━━━━━ Entries supplied

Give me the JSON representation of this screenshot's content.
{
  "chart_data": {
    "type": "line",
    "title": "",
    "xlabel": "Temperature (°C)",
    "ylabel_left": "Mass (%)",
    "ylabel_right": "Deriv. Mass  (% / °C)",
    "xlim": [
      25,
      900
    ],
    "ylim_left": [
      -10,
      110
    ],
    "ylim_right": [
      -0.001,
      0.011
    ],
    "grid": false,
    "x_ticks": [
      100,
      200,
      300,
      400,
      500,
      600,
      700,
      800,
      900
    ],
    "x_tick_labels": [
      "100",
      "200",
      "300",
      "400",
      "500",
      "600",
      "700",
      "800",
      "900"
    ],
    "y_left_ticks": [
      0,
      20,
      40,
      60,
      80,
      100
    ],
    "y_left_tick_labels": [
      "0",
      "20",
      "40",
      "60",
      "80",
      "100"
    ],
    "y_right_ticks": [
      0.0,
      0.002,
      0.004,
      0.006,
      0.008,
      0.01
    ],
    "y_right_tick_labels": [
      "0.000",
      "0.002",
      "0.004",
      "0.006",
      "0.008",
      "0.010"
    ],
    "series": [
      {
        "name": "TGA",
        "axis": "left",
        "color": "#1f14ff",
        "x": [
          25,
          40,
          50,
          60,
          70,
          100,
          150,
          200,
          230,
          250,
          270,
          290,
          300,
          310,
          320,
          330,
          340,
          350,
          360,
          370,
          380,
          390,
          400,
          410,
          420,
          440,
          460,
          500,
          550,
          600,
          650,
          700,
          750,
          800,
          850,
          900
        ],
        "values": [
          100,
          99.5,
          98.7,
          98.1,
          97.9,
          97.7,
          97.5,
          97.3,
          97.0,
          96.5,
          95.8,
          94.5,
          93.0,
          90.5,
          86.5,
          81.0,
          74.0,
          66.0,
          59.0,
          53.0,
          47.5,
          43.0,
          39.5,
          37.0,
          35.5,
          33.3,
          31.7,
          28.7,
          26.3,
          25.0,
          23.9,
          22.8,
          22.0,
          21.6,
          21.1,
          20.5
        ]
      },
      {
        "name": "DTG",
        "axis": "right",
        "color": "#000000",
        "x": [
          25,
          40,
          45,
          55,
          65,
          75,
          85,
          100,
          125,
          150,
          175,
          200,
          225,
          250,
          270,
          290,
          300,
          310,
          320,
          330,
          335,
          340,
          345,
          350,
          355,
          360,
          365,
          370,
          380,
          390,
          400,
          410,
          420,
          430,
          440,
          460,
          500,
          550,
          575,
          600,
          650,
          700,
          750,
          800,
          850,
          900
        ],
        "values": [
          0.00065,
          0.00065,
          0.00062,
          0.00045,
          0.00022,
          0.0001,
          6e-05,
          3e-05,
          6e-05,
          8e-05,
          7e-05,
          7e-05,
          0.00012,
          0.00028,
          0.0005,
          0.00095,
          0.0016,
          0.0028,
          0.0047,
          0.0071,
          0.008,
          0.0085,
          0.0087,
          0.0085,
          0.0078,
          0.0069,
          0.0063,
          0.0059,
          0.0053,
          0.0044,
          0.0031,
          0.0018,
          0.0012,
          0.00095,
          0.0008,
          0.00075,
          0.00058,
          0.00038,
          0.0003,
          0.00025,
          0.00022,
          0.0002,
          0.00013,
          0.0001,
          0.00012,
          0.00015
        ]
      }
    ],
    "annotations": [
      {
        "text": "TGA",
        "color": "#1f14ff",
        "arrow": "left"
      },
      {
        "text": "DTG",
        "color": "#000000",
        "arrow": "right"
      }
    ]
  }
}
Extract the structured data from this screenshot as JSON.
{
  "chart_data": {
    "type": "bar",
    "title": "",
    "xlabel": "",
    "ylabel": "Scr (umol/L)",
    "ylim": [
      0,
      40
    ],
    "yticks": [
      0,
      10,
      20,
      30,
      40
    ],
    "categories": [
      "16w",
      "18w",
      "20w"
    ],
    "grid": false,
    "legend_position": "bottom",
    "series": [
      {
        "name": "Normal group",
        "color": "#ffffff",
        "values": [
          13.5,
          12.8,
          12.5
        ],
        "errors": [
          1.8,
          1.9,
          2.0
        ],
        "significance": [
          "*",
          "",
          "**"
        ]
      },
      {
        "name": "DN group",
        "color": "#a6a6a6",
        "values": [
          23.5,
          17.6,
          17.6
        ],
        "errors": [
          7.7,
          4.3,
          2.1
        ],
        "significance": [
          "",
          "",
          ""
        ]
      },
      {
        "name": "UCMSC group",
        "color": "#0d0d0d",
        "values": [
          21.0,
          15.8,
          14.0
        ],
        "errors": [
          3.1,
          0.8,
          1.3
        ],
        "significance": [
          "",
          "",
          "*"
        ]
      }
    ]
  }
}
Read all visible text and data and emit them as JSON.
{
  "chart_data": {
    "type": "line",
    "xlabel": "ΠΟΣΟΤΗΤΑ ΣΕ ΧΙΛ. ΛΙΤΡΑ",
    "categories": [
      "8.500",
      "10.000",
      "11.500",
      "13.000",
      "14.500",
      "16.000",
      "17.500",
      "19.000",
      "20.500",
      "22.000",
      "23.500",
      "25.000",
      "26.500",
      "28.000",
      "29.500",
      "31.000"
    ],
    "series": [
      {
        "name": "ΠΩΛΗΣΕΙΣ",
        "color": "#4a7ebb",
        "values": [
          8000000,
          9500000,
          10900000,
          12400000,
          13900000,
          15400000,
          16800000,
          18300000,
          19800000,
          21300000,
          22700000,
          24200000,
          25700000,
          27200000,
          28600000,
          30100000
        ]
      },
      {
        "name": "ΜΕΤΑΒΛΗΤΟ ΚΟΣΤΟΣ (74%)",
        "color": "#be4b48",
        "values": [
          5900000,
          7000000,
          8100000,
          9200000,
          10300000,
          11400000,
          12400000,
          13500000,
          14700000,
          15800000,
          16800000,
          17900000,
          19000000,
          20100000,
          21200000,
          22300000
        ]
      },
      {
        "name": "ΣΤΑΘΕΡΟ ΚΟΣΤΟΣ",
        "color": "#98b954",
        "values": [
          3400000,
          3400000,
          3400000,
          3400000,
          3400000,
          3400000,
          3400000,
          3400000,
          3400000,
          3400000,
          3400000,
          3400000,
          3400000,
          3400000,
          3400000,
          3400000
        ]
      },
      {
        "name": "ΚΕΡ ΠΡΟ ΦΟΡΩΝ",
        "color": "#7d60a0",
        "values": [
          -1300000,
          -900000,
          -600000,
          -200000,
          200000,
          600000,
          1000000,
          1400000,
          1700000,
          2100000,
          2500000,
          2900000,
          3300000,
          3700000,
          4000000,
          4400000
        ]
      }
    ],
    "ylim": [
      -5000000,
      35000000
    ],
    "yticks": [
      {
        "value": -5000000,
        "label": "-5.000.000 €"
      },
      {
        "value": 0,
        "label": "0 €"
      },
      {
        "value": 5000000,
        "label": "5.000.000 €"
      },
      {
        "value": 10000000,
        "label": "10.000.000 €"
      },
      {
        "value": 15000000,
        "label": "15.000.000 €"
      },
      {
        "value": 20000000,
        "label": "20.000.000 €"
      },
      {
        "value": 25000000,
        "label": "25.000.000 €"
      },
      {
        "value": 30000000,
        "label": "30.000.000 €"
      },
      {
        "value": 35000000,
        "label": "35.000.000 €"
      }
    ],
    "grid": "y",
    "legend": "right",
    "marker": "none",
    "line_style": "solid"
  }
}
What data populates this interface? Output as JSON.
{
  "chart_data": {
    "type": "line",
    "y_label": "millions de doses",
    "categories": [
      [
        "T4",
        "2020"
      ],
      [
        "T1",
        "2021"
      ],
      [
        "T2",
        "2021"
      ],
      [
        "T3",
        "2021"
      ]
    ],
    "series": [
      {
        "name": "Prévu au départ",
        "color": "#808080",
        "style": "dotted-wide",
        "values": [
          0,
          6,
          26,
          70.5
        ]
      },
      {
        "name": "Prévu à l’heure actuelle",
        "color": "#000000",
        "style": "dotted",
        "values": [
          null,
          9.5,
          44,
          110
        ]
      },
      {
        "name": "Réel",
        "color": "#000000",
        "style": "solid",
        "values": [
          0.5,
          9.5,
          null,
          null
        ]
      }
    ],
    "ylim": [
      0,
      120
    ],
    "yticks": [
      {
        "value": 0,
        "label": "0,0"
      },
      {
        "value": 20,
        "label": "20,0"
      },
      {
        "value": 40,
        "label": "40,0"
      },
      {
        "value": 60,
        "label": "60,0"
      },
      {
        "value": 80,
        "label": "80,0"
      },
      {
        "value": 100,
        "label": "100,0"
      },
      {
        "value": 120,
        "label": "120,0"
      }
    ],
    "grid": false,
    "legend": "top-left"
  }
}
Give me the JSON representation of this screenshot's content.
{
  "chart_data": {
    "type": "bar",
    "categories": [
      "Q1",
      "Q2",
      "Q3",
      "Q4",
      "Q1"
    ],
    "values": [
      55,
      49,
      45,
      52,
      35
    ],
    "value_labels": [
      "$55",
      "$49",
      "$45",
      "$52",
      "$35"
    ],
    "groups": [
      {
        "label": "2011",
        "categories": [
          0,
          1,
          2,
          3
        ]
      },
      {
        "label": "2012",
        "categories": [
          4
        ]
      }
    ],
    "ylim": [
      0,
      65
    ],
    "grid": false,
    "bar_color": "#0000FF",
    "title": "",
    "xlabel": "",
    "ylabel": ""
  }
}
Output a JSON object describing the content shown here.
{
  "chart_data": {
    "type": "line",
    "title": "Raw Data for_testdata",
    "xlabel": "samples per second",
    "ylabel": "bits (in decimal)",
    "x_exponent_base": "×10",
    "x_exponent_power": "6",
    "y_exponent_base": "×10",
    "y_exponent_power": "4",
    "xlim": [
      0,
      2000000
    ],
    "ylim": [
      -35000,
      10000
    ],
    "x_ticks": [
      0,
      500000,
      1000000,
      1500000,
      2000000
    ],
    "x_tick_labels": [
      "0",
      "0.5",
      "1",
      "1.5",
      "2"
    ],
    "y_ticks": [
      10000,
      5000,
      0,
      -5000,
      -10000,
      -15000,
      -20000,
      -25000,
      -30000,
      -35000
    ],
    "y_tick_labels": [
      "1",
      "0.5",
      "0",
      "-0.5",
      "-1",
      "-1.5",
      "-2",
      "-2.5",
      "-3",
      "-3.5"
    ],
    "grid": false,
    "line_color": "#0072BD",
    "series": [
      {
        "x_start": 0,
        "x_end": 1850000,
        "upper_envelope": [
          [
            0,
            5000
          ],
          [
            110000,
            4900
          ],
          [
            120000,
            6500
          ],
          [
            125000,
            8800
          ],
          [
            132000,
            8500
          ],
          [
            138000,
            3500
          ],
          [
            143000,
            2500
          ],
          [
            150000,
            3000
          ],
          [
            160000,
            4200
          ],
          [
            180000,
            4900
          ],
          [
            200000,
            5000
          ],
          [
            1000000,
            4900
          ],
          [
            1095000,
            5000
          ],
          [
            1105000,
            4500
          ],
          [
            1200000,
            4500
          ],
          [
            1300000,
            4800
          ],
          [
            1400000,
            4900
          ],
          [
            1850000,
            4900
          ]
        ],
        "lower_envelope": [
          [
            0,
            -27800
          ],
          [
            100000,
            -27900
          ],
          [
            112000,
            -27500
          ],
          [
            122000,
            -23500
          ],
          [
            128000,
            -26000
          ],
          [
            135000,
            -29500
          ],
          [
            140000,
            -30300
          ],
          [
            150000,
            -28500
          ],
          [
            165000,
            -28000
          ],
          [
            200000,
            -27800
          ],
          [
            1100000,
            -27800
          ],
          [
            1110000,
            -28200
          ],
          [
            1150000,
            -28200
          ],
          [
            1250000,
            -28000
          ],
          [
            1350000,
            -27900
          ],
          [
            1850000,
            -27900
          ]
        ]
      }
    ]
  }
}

━━━━━━━━━━

Return each line in the records that holds the string "xlabel".

**Response**
    "xlabel": "Temperature (°C)",
    "xlabel": "",
    "xlabel": "ΠΟΣΟΤΗΤΑ ΣΕ ΧΙΛ. ΛΙΤΡΑ",
    "xlabel": "",
    "xlabel": "samples per second",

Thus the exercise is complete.